- **Brief**:
Report, word for word, every line of the material that contains "新兴领域聚".

- **Exercise material**:
^^^^
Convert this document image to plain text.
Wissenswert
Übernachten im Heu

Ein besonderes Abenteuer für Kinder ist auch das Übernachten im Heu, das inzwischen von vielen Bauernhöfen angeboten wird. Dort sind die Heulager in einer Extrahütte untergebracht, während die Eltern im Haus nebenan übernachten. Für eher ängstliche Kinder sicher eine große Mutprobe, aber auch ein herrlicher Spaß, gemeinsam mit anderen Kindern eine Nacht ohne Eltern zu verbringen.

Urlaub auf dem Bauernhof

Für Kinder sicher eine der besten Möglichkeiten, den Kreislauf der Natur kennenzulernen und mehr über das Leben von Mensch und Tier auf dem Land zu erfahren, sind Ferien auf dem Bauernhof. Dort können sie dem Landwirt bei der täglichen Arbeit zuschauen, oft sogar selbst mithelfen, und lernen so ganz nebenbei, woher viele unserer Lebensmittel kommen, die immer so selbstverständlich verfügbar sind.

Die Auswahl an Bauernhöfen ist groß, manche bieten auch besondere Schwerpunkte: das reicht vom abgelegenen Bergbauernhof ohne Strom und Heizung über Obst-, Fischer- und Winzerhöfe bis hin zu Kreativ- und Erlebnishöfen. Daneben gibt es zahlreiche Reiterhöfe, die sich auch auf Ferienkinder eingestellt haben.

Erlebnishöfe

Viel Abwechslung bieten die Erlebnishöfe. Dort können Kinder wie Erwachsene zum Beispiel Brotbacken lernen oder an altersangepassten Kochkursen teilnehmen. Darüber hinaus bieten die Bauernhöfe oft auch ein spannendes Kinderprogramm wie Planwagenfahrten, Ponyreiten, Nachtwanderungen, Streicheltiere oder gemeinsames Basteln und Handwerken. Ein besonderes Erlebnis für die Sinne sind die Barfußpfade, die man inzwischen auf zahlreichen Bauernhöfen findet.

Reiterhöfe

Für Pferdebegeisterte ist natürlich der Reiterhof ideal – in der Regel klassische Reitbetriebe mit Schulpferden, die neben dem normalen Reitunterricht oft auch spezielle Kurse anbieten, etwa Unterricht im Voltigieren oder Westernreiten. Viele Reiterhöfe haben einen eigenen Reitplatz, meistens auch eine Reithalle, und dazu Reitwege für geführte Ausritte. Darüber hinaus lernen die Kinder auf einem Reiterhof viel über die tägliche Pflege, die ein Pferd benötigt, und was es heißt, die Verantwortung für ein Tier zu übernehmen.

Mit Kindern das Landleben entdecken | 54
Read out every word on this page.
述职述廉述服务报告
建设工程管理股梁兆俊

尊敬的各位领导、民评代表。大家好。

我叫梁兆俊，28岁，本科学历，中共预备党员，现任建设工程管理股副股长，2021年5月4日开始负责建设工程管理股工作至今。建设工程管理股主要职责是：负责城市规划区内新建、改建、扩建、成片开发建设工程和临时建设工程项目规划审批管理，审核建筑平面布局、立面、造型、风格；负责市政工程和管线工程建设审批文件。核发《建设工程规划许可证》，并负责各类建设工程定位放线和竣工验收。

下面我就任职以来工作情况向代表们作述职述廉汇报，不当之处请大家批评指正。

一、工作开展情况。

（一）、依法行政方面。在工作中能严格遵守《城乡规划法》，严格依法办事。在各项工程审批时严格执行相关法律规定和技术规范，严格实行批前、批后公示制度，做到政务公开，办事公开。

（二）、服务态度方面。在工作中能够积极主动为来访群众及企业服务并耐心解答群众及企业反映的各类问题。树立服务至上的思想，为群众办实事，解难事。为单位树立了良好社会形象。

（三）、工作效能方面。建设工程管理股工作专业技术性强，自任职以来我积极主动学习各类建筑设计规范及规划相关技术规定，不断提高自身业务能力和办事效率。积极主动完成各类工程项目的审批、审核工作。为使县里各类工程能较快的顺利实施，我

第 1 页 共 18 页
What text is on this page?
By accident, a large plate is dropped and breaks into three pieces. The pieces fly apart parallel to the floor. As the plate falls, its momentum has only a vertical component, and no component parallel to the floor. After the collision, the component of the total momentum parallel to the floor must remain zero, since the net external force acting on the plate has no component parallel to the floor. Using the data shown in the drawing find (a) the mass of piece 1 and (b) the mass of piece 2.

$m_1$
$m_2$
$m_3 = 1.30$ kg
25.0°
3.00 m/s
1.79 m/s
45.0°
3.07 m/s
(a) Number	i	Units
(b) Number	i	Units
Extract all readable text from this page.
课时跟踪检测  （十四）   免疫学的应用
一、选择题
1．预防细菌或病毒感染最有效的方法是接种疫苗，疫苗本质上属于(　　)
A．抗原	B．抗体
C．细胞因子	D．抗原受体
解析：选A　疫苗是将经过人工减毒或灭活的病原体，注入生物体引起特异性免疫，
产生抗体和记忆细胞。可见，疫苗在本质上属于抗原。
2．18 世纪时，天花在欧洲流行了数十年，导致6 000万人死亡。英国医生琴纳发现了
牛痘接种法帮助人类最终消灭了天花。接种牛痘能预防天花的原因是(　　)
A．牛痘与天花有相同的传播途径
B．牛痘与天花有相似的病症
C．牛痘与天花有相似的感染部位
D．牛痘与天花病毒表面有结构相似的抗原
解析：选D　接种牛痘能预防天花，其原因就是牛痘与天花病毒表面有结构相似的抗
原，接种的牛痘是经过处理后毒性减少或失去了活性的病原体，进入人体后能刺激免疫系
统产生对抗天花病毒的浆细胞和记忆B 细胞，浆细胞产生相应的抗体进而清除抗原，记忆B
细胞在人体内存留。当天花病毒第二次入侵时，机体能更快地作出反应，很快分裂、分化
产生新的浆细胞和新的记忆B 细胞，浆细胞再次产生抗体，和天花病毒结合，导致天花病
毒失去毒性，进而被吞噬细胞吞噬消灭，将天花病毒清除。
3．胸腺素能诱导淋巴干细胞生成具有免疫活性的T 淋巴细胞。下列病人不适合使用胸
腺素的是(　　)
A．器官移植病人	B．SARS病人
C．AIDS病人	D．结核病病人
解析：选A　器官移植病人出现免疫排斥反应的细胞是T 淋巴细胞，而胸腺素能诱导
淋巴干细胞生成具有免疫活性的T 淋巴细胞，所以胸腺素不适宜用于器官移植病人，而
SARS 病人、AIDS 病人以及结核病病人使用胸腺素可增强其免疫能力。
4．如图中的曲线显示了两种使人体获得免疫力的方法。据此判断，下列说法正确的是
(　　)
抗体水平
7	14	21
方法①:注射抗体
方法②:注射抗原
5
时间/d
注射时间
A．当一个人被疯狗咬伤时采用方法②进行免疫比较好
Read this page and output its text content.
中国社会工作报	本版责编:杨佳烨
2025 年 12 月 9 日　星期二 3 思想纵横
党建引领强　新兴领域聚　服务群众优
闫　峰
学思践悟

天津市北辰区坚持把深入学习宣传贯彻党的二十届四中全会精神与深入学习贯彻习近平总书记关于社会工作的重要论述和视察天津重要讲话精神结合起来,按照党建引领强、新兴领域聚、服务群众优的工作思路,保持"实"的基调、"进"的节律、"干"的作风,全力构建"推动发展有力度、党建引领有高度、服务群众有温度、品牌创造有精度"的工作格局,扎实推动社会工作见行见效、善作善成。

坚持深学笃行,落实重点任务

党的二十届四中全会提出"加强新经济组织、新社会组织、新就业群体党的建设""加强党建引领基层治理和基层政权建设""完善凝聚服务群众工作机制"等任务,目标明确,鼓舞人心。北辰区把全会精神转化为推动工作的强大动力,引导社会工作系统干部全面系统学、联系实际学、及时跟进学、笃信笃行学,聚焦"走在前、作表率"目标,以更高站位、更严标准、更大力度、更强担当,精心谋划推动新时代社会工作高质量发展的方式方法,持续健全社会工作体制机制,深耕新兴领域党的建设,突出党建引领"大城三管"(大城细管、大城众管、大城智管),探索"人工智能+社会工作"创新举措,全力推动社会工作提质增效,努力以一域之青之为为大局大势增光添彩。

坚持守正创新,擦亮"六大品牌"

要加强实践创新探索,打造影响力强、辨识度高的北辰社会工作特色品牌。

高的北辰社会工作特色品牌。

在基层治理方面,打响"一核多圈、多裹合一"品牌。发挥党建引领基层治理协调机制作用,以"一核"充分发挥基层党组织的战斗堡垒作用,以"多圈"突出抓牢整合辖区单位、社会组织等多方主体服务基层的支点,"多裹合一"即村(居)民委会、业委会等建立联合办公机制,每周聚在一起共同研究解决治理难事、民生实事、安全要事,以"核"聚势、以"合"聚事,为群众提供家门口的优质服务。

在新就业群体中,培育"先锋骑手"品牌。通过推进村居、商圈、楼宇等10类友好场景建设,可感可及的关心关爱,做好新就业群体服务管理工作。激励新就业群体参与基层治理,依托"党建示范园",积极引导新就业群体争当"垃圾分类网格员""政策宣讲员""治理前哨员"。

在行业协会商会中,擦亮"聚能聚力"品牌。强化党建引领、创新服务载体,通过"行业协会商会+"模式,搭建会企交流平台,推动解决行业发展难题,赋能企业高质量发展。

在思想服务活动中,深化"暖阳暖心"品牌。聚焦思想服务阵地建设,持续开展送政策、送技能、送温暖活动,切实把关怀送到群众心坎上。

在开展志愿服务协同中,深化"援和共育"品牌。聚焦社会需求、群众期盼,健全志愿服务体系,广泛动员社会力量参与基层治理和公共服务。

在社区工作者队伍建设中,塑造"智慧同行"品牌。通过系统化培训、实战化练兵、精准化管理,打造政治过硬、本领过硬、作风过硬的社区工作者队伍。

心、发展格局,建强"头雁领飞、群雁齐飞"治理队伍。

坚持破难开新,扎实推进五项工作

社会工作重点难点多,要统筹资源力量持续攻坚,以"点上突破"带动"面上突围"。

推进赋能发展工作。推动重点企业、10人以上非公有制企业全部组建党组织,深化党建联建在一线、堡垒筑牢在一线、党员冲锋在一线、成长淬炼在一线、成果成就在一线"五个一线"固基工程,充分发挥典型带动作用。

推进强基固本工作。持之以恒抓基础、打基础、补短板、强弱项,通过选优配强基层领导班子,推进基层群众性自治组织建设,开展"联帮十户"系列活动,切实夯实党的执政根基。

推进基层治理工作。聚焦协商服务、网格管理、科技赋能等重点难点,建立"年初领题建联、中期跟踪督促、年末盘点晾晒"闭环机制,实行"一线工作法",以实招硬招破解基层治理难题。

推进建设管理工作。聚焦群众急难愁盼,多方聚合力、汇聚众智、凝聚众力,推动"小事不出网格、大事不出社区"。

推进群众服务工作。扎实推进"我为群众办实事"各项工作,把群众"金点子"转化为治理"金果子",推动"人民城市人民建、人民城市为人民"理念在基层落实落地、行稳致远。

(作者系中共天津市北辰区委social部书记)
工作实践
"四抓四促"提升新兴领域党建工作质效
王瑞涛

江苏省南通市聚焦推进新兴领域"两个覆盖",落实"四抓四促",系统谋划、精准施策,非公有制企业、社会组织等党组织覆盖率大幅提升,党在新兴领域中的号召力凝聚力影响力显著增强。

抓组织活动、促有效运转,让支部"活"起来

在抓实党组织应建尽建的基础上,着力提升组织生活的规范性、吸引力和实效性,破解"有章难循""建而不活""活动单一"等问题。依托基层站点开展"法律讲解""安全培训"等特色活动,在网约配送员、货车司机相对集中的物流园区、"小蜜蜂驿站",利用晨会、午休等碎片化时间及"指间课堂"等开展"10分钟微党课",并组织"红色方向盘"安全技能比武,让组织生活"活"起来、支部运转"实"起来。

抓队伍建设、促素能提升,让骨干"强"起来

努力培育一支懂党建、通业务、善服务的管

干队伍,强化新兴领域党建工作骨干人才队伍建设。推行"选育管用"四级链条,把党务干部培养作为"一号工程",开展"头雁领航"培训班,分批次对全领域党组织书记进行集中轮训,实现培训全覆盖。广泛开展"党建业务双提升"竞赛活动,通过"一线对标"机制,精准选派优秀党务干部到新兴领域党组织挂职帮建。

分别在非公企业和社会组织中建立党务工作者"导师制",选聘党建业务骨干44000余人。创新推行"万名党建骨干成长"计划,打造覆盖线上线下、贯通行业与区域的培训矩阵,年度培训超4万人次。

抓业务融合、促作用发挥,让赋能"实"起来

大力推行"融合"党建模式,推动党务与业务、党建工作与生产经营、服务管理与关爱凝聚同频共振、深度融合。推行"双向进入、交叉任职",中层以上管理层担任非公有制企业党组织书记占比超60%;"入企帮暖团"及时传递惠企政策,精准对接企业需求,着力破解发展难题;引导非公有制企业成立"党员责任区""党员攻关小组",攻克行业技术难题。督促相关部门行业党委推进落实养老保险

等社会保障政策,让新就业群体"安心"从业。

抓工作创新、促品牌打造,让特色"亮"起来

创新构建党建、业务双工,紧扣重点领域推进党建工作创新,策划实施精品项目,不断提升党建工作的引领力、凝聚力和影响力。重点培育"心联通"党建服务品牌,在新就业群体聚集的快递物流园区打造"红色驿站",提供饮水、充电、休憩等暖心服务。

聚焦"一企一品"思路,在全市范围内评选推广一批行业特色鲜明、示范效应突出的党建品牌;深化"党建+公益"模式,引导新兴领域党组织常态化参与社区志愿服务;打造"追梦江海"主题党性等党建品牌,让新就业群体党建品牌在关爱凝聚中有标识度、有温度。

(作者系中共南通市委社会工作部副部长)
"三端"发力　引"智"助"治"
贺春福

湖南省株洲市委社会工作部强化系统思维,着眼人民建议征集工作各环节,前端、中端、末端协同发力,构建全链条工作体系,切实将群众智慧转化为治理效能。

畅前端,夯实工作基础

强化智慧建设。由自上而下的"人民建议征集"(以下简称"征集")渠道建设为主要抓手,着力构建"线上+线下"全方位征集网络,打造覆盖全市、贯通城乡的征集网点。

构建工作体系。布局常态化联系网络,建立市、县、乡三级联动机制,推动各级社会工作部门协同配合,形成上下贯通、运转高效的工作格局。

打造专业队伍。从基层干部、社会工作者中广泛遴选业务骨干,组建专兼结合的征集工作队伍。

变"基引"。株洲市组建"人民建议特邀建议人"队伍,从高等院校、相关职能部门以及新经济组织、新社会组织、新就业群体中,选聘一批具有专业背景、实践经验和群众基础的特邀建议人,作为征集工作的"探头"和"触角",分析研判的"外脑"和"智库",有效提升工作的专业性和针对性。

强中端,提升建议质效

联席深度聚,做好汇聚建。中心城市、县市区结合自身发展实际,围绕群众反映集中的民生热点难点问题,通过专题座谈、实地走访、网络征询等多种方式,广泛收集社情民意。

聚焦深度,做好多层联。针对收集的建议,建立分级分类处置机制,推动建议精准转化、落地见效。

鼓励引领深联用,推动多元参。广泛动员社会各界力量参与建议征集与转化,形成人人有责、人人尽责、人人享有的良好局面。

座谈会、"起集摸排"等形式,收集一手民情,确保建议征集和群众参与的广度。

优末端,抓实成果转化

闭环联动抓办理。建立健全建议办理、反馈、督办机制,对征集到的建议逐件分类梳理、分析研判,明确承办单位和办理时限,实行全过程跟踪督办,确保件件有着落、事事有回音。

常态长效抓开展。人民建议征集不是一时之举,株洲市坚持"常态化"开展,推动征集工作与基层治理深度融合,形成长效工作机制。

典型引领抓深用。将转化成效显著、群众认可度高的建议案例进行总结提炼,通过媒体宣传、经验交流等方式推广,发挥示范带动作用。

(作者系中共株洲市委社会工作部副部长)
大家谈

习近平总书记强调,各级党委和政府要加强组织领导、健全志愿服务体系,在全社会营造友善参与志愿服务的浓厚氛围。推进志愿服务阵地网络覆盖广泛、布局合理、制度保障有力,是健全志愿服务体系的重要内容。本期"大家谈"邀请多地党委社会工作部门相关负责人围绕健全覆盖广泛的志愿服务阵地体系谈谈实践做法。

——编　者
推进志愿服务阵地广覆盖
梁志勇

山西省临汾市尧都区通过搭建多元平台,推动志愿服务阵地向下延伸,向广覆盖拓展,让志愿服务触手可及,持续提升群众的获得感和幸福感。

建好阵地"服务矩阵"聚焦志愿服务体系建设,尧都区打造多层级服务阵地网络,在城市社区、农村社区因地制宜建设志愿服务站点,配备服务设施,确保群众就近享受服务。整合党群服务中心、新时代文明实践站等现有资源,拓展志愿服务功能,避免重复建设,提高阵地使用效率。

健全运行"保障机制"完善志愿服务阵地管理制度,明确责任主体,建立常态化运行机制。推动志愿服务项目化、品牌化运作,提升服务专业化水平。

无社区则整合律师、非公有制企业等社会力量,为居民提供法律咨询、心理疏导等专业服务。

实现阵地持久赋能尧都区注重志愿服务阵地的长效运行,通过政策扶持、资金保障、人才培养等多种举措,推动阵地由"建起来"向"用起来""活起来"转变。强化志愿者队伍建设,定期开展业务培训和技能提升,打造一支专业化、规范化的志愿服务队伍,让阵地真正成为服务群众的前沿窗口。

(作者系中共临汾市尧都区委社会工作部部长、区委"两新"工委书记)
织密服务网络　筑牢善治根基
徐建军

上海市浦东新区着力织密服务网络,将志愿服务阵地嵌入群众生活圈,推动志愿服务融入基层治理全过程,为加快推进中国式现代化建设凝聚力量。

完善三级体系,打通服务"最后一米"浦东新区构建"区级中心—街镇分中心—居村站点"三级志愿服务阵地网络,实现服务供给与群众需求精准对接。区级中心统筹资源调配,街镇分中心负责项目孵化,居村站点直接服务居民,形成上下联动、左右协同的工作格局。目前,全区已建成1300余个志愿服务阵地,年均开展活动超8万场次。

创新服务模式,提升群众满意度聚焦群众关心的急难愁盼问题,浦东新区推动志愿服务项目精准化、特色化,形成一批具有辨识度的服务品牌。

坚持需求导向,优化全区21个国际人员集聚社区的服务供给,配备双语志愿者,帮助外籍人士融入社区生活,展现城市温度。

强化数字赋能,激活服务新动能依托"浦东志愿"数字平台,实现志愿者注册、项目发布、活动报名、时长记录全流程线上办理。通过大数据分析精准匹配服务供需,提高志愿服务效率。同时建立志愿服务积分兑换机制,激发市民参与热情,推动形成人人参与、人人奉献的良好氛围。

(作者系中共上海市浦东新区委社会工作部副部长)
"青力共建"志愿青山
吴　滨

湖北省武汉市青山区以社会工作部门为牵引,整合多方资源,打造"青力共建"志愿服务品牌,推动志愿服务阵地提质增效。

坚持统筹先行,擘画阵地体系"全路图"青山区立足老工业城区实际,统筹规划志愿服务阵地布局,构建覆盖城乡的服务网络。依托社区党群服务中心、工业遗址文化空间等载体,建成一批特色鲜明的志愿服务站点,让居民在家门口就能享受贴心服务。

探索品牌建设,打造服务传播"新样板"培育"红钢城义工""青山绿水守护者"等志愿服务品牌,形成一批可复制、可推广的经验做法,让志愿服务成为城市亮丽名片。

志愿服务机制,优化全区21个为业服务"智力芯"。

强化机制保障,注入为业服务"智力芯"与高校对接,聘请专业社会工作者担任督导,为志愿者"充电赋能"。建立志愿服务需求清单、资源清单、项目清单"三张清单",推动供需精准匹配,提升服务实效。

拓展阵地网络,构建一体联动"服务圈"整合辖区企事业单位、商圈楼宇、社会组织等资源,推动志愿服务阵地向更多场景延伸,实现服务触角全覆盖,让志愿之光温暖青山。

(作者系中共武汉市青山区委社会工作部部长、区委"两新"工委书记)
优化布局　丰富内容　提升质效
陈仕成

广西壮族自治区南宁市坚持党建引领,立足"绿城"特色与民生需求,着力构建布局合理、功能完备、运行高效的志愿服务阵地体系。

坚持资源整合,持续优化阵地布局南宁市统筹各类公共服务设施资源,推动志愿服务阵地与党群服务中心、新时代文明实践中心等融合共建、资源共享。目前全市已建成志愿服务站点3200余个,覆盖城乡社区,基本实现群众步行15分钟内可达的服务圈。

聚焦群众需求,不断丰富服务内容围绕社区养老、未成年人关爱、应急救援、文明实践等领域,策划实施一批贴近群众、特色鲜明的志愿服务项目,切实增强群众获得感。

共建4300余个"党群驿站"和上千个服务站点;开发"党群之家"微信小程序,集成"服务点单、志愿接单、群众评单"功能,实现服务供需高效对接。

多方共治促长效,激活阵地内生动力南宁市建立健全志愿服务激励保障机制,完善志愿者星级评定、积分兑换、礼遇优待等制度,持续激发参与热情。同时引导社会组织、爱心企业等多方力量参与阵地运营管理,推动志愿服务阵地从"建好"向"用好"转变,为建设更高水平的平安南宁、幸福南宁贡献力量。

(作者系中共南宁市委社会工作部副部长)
^^^^
- **Response**:
党建引领强　新兴领域聚　服务群众优
天津市北辰区坚持把深入学习宣传贯彻党的二十届四中全会精神与深入学习贯彻习近平总书记关于社会工作的重要论述和视察天津重要讲话精神结合起来,按照党建引领强、新兴领域聚、服务群众优的工作思路,保持"实"的基调、"进"的节律、"干"的作风,全力构建"推动发展有力度、党建引领有高度、服务群众有温度、品牌创造有精度"的工作格局,扎实推动社会工作见行见效、善作善成。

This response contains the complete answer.